* **WRITTEN TASK**
Give all the lines below again, exactly, with no pictures.

* **Stored records**

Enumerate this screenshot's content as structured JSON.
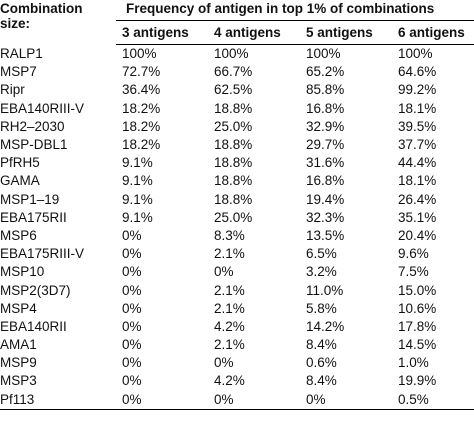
{
  "table": {
    "corner_header": "Combination size:",
    "span_header": "Frequency of antigen in top 1% of combinations",
    "columns": [
      "3 antigens",
      "4 antigens",
      "5 antigens",
      "6 antigens"
    ],
    "rows": [
      {
        "name": "RALP1",
        "values": [
          "100%",
          "100%",
          "100%",
          "100%"
        ]
      },
      {
        "name": "MSP7",
        "values": [
          "72.7%",
          "66.7%",
          "65.2%",
          "64.6%"
        ]
      },
      {
        "name": "Ripr",
        "values": [
          "36.4%",
          "62.5%",
          "85.8%",
          "99.2%"
        ]
      },
      {
        "name": "EBA140RIII-V",
        "values": [
          "18.2%",
          "18.8%",
          "16.8%",
          "18.1%"
        ]
      },
      {
        "name": "RH2–2030",
        "values": [
          "18.2%",
          "25.0%",
          "32.9%",
          "39.5%"
        ]
      },
      {
        "name": "MSP-DBL1",
        "values": [
          "18.2%",
          "18.8%",
          "29.7%",
          "37.7%"
        ]
      },
      {
        "name": "PfRH5",
        "values": [
          "9.1%",
          "18.8%",
          "31.6%",
          "44.4%"
        ]
      },
      {
        "name": "GAMA",
        "values": [
          "9.1%",
          "18.8%",
          "16.8%",
          "18.1%"
        ]
      },
      {
        "name": "MSP1–19",
        "values": [
          "9.1%",
          "18.8%",
          "19.4%",
          "26.4%"
        ]
      },
      {
        "name": "EBA175RII",
        "values": [
          "9.1%",
          "25.0%",
          "32.3%",
          "35.1%"
        ]
      },
      {
        "name": "MSP6",
        "values": [
          "0%",
          "8.3%",
          "13.5%",
          "20.4%"
        ]
      },
      {
        "name": "EBA175RIII-V",
        "values": [
          "0%",
          "2.1%",
          "6.5%",
          "9.6%"
        ]
      },
      {
        "name": "MSP10",
        "values": [
          "0%",
          "0%",
          "3.2%",
          "7.5%"
        ]
      },
      {
        "name": "MSP2(3D7)",
        "values": [
          "0%",
          "2.1%",
          "11.0%",
          "15.0%"
        ]
      },
      {
        "name": "MSP4",
        "values": [
          "0%",
          "2.1%",
          "5.8%",
          "10.6%"
        ]
      },
      {
        "name": "EBA140RII",
        "values": [
          "0%",
          "4.2%",
          "14.2%",
          "17.8%"
        ]
      },
      {
        "name": "AMA1",
        "values": [
          "0%",
          "2.1%",
          "8.4%",
          "14.5%"
        ]
      },
      {
        "name": "MSP9",
        "values": [
          "0%",
          "0%",
          "0.6%",
          "1.0%"
        ]
      },
      {
        "name": "MSP3",
        "values": [
          "0%",
          "4.2%",
          "8.4%",
          "19.9%"
        ]
      },
      {
        "name": "Pf113",
        "values": [
          "0%",
          "0%",
          "0%",
          "0.5%"
        ]
      }
    ]
  }
}
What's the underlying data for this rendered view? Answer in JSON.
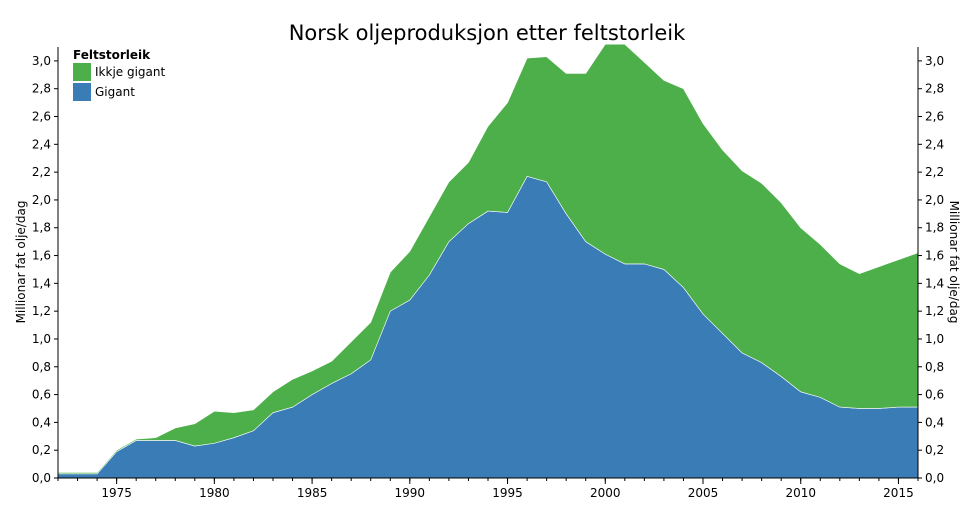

* **SOLUTION TO THIS EXERCISE**
Enumerate this screenshot's content as structured JSON.
{
  "table": {
    "corner_header": "Combination size:",
    "span_header": "Frequency of antigen in top 1% of combinations",
    "columns": [
      "3 antigens",
      "4 antigens",
      "5 antigens",
      "6 antigens"
    ],
    "rows": [
      {
        "name": "RALP1",
        "values": [
          "100%",
          "100%",
          "100%",
          "100%"
        ]
      },
      {
        "name": "MSP7",
        "values": [
          "72.7%",
          "66.7%",
          "65.2%",
          "64.6%"
        ]
      },
      {
        "name": "Ripr",
        "values": [
          "36.4%",
          "62.5%",
          "85.8%",
          "99.2%"
        ]
      },
      {
        "name": "EBA140RIII-V",
        "values": [
          "18.2%",
          "18.8%",
          "16.8%",
          "18.1%"
        ]
      },
      {
        "name": "RH2–2030",
        "values": [
          "18.2%",
          "25.0%",
          "32.9%",
          "39.5%"
        ]
      },
      {
        "name": "MSP-DBL1",
        "values": [
          "18.2%",
          "18.8%",
          "29.7%",
          "37.7%"
        ]
      },
      {
        "name": "PfRH5",
        "values": [
          "9.1%",
          "18.8%",
          "31.6%",
          "44.4%"
        ]
      },
      {
        "name": "GAMA",
        "values": [
          "9.1%",
          "18.8%",
          "16.8%",
          "18.1%"
        ]
      },
      {
        "name": "MSP1–19",
        "values": [
          "9.1%",
          "18.8%",
          "19.4%",
          "26.4%"
        ]
      },
      {
        "name": "EBA175RII",
        "values": [
          "9.1%",
          "25.0%",
          "32.3%",
          "35.1%"
        ]
      },
      {
        "name": "MSP6",
        "values": [
          "0%",
          "8.3%",
          "13.5%",
          "20.4%"
        ]
      },
      {
        "name": "EBA175RIII-V",
        "values": [
          "0%",
          "2.1%",
          "6.5%",
          "9.6%"
        ]
      },
      {
        "name": "MSP10",
        "values": [
          "0%",
          "0%",
          "3.2%",
          "7.5%"
        ]
      },
      {
        "name": "MSP2(3D7)",
        "values": [
          "0%",
          "2.1%",
          "11.0%",
          "15.0%"
        ]
      },
      {
        "name": "MSP4",
        "values": [
          "0%",
          "2.1%",
          "5.8%",
          "10.6%"
        ]
      },
      {
        "name": "EBA140RII",
        "values": [
          "0%",
          "4.2%",
          "14.2%",
          "17.8%"
        ]
      },
      {
        "name": "AMA1",
        "values": [
          "0%",
          "2.1%",
          "8.4%",
          "14.5%"
        ]
      },
      {
        "name": "MSP9",
        "values": [
          "0%",
          "0%",
          "0.6%",
          "1.0%"
        ]
      },
      {
        "name": "MSP3",
        "values": [
          "0%",
          "4.2%",
          "8.4%",
          "19.9%"
        ]
      },
      {
        "name": "Pf113",
        "values": [
          "0%",
          "0%",
          "0%",
          "0.5%"
        ]
      }
    ]
  }
}
What's the underlying data for this rendered view? Answer in JSON.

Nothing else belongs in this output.